[Rows from a figure dataset]
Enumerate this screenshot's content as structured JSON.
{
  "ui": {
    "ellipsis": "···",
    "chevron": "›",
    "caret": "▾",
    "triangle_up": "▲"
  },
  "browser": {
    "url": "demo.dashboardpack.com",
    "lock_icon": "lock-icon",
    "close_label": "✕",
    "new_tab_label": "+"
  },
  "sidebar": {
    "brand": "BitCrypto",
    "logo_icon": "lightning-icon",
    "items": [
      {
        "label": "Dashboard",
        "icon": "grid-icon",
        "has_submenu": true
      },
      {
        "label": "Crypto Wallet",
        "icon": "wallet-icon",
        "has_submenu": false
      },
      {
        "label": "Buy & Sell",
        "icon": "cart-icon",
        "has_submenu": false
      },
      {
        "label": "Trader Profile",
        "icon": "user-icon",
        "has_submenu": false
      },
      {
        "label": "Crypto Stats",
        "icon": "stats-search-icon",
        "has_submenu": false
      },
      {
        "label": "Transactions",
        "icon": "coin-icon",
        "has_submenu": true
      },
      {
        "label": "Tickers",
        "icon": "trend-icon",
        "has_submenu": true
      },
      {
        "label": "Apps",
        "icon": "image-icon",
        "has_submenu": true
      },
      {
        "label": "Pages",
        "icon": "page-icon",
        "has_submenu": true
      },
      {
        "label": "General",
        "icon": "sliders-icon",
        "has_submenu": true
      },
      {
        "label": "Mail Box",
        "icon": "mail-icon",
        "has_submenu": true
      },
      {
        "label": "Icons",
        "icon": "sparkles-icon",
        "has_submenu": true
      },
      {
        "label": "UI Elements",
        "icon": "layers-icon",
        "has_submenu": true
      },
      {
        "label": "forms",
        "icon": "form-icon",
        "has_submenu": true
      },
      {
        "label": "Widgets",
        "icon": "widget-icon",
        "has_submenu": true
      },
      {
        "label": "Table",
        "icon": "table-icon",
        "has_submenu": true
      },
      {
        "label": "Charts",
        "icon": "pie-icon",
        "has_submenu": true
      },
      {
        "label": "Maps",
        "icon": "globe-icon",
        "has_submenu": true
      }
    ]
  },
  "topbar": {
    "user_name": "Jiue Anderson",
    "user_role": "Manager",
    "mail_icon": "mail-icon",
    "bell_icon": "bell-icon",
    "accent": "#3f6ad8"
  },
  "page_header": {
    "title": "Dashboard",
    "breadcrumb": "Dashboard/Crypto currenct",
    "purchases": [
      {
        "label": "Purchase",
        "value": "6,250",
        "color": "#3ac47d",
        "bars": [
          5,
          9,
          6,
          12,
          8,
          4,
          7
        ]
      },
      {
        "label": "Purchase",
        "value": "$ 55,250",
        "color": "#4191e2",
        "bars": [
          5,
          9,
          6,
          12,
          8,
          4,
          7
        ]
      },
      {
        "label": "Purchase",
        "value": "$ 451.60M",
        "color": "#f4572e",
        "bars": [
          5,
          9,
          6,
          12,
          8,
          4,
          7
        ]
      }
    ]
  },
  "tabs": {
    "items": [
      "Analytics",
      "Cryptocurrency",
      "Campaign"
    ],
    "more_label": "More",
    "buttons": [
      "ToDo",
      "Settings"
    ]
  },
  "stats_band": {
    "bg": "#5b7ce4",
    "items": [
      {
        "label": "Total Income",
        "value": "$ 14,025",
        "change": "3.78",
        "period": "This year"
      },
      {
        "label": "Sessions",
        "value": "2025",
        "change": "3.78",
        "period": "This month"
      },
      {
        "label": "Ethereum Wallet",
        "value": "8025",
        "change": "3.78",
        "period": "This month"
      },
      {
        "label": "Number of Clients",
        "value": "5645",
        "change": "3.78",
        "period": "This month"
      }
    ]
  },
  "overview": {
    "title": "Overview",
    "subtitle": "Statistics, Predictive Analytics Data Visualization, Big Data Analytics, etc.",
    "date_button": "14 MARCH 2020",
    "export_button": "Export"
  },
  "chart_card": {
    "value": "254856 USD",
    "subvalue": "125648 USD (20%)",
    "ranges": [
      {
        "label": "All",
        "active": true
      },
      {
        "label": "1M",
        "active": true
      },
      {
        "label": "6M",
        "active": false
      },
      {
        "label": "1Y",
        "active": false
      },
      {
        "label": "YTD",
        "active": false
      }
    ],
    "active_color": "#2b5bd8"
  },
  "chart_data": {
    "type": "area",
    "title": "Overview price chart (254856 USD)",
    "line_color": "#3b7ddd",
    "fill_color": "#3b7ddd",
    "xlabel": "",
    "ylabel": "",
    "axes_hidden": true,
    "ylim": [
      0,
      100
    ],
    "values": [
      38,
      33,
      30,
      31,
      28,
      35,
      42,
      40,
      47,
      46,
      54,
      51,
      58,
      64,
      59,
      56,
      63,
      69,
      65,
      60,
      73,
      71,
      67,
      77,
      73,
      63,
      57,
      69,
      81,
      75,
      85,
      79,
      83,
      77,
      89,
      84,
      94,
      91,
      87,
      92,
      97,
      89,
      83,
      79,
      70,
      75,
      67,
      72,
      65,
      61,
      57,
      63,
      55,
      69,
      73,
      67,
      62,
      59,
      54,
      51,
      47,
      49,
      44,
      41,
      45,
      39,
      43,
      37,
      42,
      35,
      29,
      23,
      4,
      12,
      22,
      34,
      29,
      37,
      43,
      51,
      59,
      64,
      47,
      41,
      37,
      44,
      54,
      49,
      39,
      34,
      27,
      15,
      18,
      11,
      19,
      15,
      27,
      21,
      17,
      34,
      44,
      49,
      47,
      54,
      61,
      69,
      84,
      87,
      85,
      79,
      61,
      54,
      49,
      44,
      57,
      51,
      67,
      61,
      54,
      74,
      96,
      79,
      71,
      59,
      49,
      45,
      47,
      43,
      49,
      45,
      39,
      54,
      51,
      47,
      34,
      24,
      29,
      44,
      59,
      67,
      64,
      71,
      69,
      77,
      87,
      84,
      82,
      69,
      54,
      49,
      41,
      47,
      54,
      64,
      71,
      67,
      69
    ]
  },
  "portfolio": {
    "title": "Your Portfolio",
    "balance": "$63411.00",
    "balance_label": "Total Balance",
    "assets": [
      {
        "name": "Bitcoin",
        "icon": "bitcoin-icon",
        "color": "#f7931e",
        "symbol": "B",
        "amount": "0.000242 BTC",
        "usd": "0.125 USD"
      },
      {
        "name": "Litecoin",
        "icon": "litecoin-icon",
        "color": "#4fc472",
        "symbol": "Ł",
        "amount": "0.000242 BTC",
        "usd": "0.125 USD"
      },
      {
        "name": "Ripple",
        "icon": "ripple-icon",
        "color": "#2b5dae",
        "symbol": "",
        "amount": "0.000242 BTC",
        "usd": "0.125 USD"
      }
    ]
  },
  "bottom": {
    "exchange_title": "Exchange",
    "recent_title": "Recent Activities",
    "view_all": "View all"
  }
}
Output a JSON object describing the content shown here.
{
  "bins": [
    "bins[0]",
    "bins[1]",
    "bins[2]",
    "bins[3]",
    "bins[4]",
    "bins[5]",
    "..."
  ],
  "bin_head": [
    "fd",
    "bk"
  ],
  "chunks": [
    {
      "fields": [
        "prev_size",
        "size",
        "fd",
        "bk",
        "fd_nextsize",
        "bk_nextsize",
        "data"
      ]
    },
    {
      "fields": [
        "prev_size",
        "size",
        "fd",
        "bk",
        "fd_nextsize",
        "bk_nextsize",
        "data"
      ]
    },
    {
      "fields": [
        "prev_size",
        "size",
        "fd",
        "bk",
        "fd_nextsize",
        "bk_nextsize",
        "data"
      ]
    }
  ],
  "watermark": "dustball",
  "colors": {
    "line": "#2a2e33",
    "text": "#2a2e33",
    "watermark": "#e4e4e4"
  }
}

What the exercise asks = Retype only the lines running from the line with "Output a JSON" to the end of the listing, including both of those lines.

Written response =
Output a JSON object describing the content shown here.
{
  "bins": [
    "bins[0]",
    "bins[1]",
    "bins[2]",
    "bins[3]",
    "bins[4]",
    "bins[5]",
    "..."
  ],
  "bin_head": [
    "fd",
    "bk"
  ],
  "chunks": [
    {
      "fields": [
        "prev_size",
        "size",
        "fd",
        "bk",
        "fd_nextsize",
        "bk_nextsize",
        "data"
      ]
    },
    {
      "fields": [
        "prev_size",
        "size",
        "fd",
        "bk",
        "fd_nextsize",
        "bk_nextsize",
        "data"
      ]
    },
    {
      "fields": [
        "prev_size",
        "size",
        "fd",
        "bk",
        "fd_nextsize",
        "bk_nextsize",
        "data"
      ]
    }
  ],
  "watermark": "dustball",
  "colors": {
    "line": "#2a2e33",
    "text": "#2a2e33",
    "watermark": "#e4e4e4"
  }
}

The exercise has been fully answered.